[Task objective]:
Every line that holds "Parse" should be shown.

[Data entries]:
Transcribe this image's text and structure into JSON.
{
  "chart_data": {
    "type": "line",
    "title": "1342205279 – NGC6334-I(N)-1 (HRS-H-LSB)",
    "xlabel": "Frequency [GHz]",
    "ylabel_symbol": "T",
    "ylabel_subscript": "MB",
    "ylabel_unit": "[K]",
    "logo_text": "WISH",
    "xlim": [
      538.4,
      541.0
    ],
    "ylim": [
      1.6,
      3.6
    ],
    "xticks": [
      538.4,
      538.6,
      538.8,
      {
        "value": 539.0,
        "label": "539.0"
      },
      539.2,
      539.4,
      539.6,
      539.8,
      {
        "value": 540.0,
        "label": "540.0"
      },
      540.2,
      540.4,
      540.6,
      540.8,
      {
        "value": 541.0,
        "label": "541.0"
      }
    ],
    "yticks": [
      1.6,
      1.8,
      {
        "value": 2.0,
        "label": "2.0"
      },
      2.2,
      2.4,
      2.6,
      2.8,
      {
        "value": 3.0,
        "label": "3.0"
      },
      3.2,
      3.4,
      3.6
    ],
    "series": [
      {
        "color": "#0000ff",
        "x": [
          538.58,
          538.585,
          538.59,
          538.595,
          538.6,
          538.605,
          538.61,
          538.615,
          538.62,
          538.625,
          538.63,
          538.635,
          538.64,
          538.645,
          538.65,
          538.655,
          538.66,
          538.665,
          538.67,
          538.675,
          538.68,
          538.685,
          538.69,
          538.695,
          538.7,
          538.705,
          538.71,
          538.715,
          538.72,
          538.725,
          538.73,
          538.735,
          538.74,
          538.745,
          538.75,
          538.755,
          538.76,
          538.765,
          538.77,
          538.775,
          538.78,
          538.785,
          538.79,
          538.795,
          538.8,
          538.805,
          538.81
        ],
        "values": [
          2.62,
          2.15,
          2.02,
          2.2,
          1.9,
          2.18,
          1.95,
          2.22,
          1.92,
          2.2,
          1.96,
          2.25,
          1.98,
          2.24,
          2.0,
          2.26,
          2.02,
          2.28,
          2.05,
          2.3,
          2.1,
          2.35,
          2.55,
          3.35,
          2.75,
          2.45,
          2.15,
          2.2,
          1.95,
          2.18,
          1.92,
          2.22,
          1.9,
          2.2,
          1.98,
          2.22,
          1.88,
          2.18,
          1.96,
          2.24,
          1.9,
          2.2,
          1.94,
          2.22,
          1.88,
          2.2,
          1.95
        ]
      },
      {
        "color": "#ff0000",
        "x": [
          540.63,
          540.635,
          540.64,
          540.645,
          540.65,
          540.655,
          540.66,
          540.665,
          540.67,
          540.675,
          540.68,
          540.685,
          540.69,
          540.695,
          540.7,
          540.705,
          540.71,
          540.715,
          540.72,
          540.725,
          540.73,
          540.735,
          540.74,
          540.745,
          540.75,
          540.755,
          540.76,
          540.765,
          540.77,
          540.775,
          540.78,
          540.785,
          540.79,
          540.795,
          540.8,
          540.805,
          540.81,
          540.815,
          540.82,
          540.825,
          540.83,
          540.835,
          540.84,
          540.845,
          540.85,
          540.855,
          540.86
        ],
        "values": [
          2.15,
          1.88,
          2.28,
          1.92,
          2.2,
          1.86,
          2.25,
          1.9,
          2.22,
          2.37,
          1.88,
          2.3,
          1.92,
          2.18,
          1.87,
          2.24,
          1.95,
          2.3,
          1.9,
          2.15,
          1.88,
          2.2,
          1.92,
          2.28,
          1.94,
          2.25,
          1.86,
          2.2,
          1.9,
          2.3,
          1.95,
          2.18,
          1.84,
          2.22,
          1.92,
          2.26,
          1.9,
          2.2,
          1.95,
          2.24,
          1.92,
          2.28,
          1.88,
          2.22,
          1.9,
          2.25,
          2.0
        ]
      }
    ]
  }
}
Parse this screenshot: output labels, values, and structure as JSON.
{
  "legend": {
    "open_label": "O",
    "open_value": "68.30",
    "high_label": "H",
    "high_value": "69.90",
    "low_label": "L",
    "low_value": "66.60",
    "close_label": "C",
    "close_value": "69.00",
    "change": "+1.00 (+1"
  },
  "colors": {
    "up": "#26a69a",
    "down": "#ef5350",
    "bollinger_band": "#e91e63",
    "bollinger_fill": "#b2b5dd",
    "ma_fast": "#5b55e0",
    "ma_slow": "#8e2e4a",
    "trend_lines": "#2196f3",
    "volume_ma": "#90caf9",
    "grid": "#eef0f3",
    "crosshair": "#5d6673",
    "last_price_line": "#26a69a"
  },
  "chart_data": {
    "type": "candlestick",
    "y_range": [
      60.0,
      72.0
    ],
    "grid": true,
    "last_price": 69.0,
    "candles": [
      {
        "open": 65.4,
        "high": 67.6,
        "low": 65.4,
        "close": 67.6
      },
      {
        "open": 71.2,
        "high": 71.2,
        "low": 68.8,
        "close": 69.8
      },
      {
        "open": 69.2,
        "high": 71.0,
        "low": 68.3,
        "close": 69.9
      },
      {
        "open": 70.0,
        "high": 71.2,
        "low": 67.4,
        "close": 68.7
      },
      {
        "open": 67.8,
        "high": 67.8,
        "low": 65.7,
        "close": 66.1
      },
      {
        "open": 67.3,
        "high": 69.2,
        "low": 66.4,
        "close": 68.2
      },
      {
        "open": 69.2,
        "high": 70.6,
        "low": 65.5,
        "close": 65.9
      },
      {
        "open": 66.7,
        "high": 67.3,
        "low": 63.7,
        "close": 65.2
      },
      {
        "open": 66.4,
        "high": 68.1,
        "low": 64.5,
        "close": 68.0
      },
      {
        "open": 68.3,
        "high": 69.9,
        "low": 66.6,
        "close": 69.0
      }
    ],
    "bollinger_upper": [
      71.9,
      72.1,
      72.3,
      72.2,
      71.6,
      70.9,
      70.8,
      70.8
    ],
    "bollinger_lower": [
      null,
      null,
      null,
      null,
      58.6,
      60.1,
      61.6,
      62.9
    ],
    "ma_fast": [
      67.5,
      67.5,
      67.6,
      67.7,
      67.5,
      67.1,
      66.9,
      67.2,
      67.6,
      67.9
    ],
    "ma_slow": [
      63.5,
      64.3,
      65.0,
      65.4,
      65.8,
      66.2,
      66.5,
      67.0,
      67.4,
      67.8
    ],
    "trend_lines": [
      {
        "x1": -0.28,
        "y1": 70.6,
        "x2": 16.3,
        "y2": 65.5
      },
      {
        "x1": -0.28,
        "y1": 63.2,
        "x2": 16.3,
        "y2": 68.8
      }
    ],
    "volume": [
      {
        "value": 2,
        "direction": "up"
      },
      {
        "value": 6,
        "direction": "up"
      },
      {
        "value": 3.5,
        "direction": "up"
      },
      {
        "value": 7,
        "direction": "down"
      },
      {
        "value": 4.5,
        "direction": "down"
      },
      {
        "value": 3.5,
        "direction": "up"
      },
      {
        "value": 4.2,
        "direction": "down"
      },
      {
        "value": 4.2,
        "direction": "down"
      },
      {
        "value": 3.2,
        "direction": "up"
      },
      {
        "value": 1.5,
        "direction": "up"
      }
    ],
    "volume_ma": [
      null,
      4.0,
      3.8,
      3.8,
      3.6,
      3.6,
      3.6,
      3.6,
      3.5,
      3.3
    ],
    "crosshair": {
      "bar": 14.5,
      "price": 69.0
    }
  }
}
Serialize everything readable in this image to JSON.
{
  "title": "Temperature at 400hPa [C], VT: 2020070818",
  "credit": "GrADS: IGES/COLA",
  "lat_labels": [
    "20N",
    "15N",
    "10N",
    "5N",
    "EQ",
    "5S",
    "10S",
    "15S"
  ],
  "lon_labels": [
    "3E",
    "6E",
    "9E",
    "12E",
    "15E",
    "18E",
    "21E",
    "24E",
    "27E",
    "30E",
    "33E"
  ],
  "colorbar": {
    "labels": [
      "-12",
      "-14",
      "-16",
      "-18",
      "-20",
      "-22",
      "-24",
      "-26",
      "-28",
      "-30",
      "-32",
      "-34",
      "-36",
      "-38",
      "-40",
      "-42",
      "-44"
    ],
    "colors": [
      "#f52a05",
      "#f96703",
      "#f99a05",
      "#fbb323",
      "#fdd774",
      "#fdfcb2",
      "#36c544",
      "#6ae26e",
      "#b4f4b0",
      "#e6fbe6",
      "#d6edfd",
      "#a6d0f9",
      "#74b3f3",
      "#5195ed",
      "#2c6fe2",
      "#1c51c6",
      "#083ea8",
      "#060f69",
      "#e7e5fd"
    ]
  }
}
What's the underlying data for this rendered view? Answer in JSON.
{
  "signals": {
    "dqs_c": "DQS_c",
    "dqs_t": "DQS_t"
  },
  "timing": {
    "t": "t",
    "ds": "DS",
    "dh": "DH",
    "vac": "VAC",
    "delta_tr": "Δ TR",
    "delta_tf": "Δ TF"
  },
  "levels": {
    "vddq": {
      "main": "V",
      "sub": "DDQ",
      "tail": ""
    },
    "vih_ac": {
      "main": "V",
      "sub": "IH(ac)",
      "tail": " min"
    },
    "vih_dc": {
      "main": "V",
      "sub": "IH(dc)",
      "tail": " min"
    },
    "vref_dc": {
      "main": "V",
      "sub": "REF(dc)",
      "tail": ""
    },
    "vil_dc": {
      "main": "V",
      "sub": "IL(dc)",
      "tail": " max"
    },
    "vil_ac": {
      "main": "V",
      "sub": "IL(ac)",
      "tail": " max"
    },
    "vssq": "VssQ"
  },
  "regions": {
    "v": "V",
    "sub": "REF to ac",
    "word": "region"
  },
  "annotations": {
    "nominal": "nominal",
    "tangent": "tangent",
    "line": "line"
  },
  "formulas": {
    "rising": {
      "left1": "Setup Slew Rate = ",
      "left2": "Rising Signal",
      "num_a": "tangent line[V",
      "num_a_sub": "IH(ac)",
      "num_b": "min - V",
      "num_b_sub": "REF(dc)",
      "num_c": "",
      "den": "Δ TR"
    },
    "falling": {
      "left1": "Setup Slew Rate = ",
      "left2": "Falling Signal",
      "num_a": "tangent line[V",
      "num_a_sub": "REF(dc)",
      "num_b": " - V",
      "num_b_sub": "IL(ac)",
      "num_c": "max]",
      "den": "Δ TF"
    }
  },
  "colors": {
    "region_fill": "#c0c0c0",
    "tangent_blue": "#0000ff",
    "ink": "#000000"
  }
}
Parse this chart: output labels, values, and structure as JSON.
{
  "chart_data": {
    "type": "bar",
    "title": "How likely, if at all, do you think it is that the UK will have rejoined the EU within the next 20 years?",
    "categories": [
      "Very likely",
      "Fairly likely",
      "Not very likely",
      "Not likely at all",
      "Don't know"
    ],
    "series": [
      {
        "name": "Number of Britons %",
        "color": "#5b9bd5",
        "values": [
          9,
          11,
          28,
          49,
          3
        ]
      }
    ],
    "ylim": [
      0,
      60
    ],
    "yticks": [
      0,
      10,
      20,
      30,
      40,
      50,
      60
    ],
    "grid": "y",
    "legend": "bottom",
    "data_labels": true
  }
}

[Task solution]:
Parse this screenshot: output labels, values, and structure as JSON.
Parse this chart: output labels, values, and structure as JSON.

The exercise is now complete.